**Data to use**:
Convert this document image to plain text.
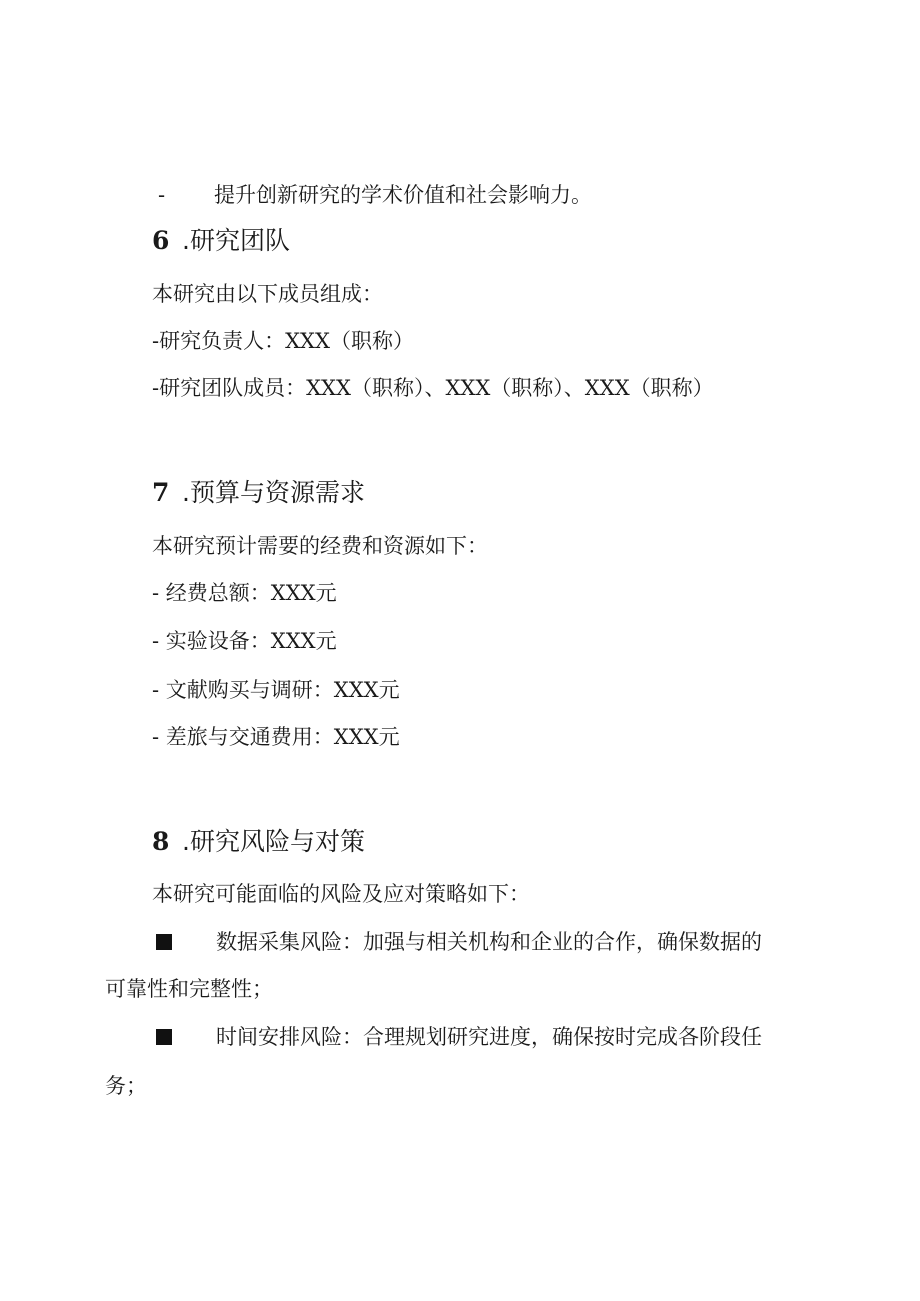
- 提升创新研究的学术价值和社会影响力。
6 .研究团队
本研究由以下成员组成：
-研究负责人：XXX（职称）
-研究团队成员：XXX（职称）、XXX（职称）、XXX（职称）
7 .预算与资源需求
本研究预计需要的经费和资源如下：
- 经费总额：XXX元
- 实验设备：XXX元
- 文献购买与调研：XXX元
- 差旅与交通费用：XXX元
8 .研究风险与对策
本研究可能面临的风险及应对策略如下：
数据采集风险：加强与相关机构和企业的合作，确保数据的
可靠性和完整性；
时间安排风险：合理规划研究进度，确保按时完成各阶段任
务；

**Task directions**: Your task is to copy the entries in full and exactly, without any images.

**Result**:
Convert this document image to plain text.
- 提升创新研究的学术价值和社会影响力。
6 .研究团队
本研究由以下成员组成：
-研究负责人：XXX（职称）
-研究团队成员：XXX（职称）、XXX（职称）、XXX（职称）
7 .预算与资源需求
本研究预计需要的经费和资源如下：
- 经费总额：XXX元
- 实验设备：XXX元
- 文献购买与调研：XXX元
- 差旅与交通费用：XXX元
8 .研究风险与对策
本研究可能面临的风险及应对策略如下：
数据采集风险：加强与相关机构和企业的合作，确保数据的
可靠性和完整性；
时间安排风险：合理规划研究进度，确保按时完成各阶段任
务；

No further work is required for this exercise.